## Challenge
Each entry below should be written out exactly as it is, with no pictures.

Stored dataset items
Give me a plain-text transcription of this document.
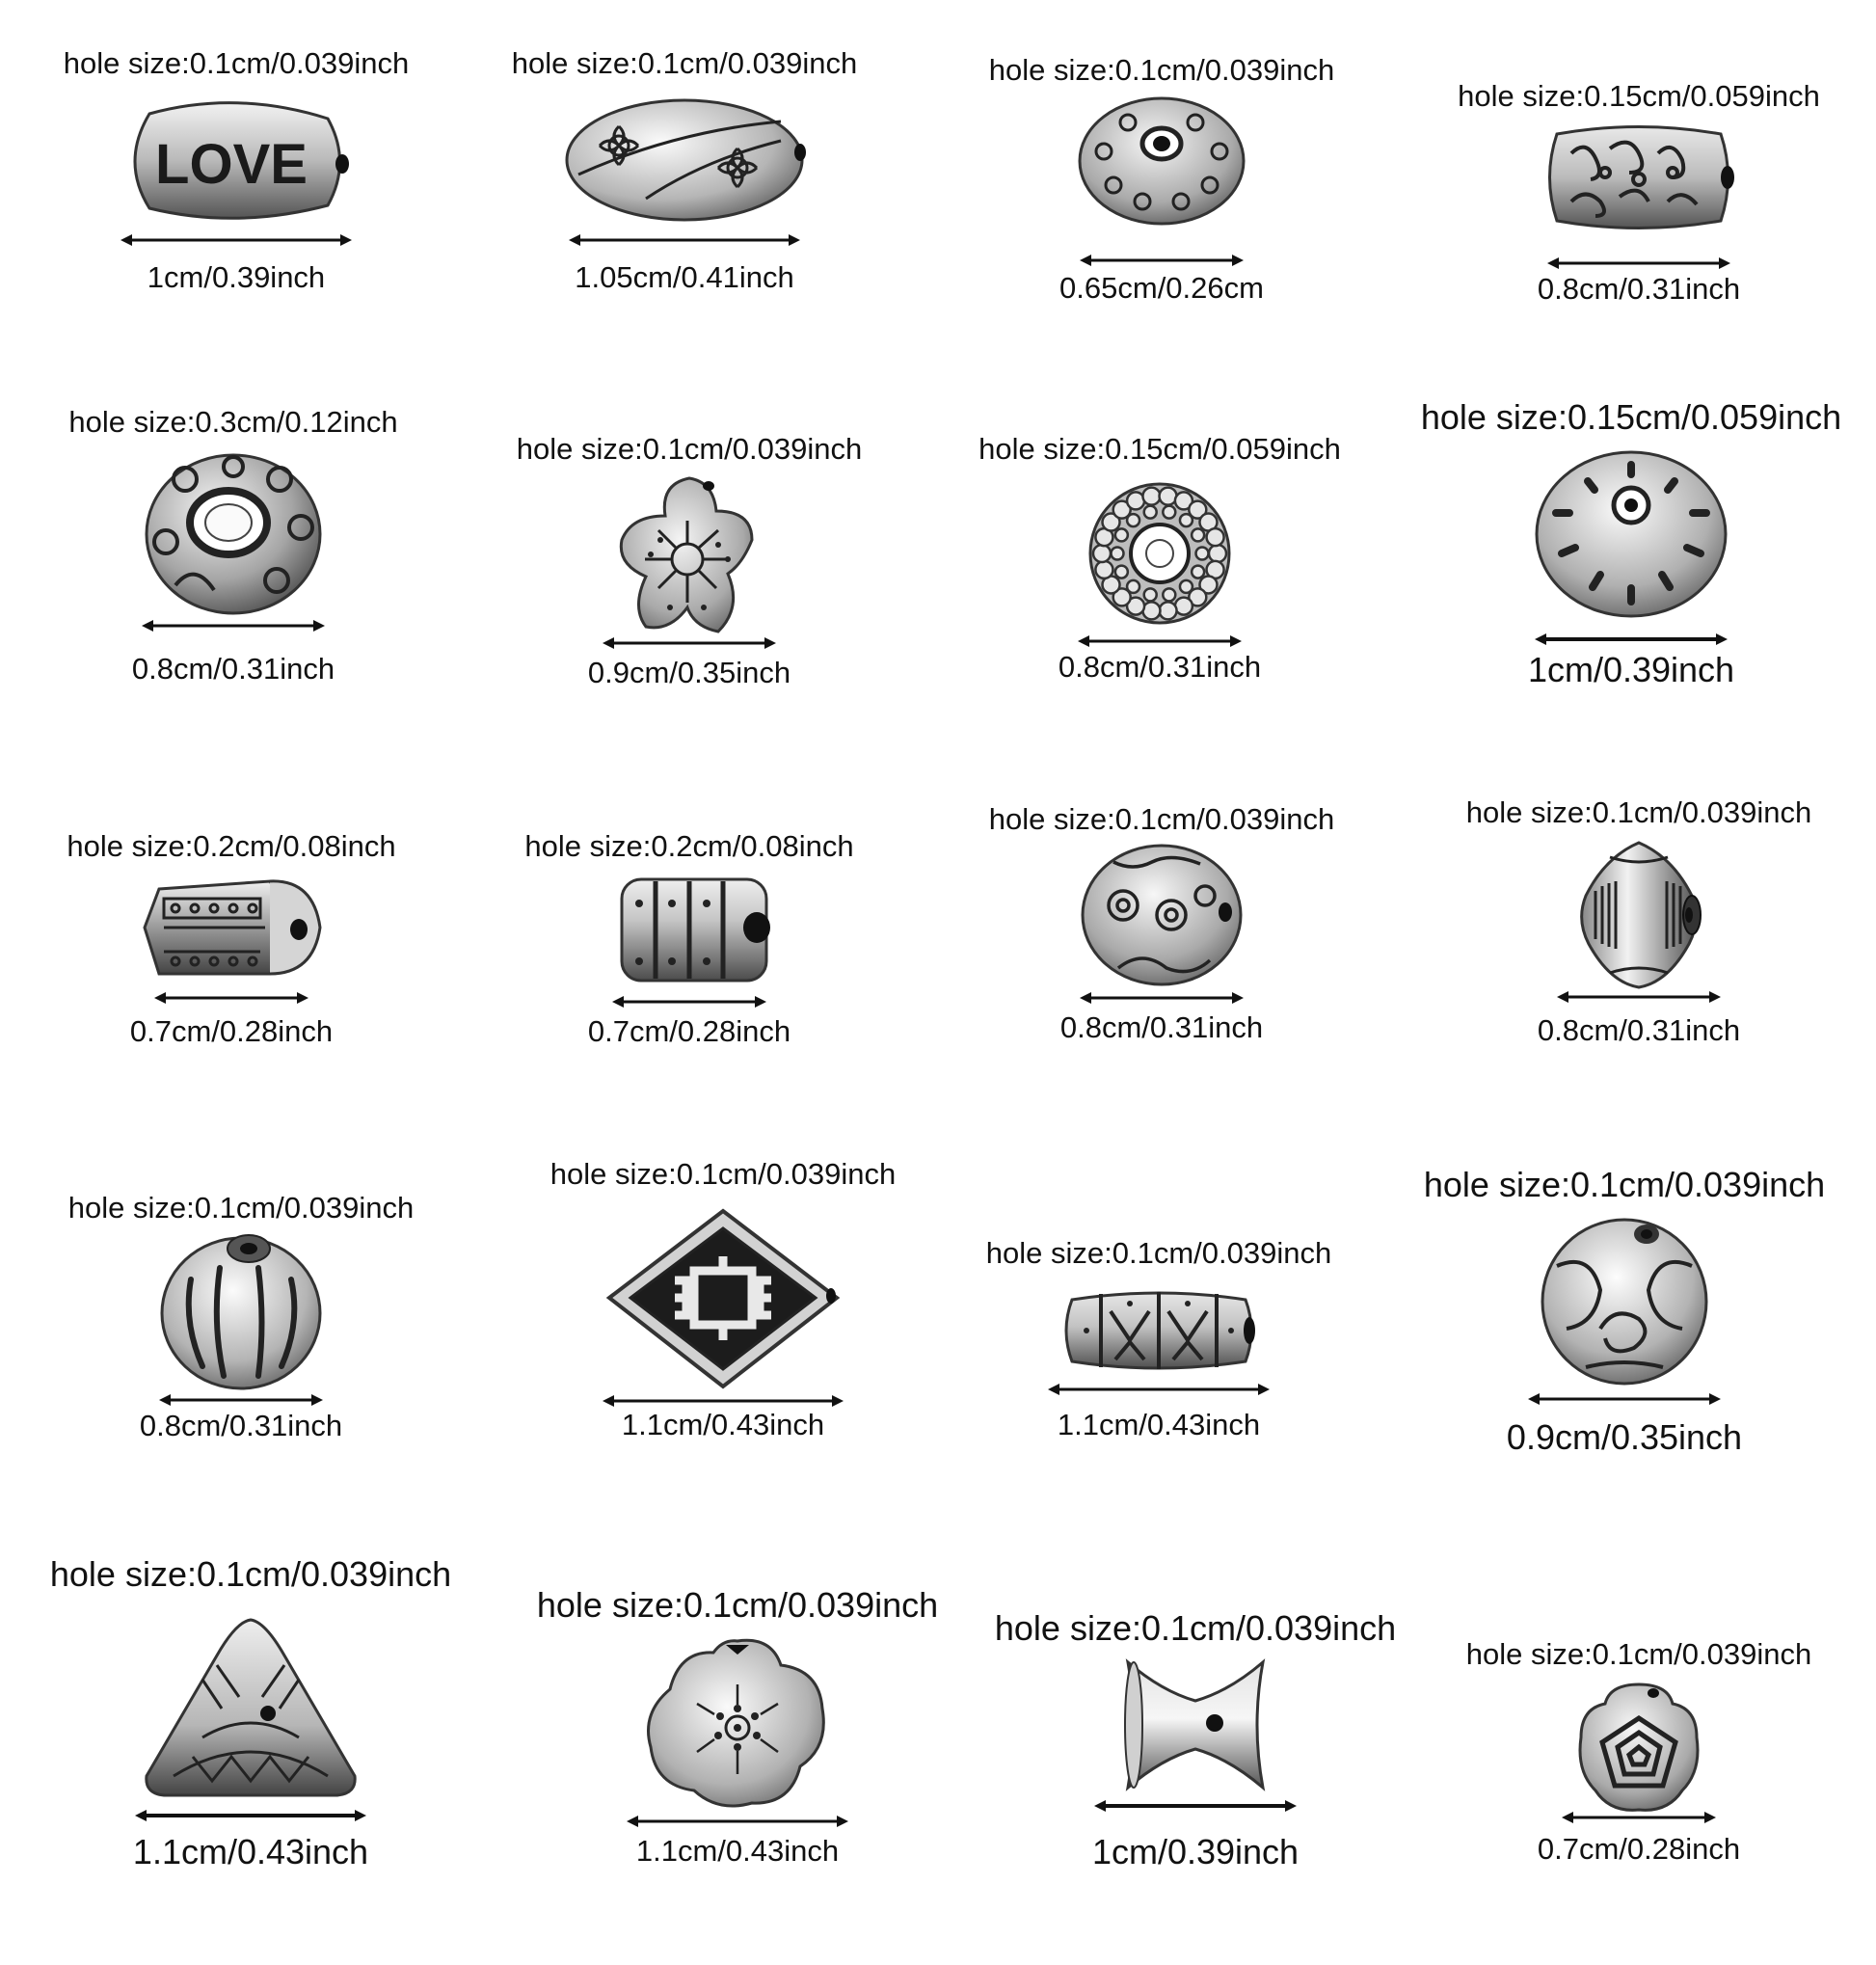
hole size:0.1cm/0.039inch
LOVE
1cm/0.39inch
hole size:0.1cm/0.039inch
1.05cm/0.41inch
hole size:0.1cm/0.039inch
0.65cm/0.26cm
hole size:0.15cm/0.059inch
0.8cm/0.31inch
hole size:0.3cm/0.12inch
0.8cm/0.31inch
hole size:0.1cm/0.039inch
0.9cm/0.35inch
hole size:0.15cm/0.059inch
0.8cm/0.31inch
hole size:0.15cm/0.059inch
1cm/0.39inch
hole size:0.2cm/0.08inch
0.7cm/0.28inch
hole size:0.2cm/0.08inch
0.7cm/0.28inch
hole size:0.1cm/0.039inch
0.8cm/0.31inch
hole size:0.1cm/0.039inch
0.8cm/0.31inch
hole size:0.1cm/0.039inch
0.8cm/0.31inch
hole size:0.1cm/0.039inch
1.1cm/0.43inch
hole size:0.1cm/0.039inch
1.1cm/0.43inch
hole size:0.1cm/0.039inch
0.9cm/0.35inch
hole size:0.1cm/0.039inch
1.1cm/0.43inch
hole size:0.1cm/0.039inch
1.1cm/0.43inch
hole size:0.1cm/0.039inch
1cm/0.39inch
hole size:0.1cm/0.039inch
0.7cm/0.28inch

## Written response
Give me a plain-text transcription of this document.
hole size:0.1cm/0.039inch
LOVE
1cm/0.39inch
hole size:0.1cm/0.039inch
1.05cm/0.41inch
hole size:0.1cm/0.039inch
0.65cm/0.26cm
hole size:0.15cm/0.059inch
0.8cm/0.31inch
hole size:0.3cm/0.12inch
0.8cm/0.31inch
hole size:0.1cm/0.039inch
0.9cm/0.35inch
hole size:0.15cm/0.059inch
0.8cm/0.31inch
hole size:0.15cm/0.059inch
1cm/0.39inch
hole size:0.2cm/0.08inch
0.7cm/0.28inch
hole size:0.2cm/0.08inch
0.7cm/0.28inch
hole size:0.1cm/0.039inch
0.8cm/0.31inch
hole size:0.1cm/0.039inch
0.8cm/0.31inch
hole size:0.1cm/0.039inch
0.8cm/0.31inch
hole size:0.1cm/0.039inch
1.1cm/0.43inch
hole size:0.1cm/0.039inch
1.1cm/0.43inch
hole size:0.1cm/0.039inch
0.9cm/0.35inch
hole size:0.1cm/0.039inch
1.1cm/0.43inch
hole size:0.1cm/0.039inch
1.1cm/0.43inch
hole size:0.1cm/0.039inch
1cm/0.39inch
hole size:0.1cm/0.039inch
0.7cm/0.28inch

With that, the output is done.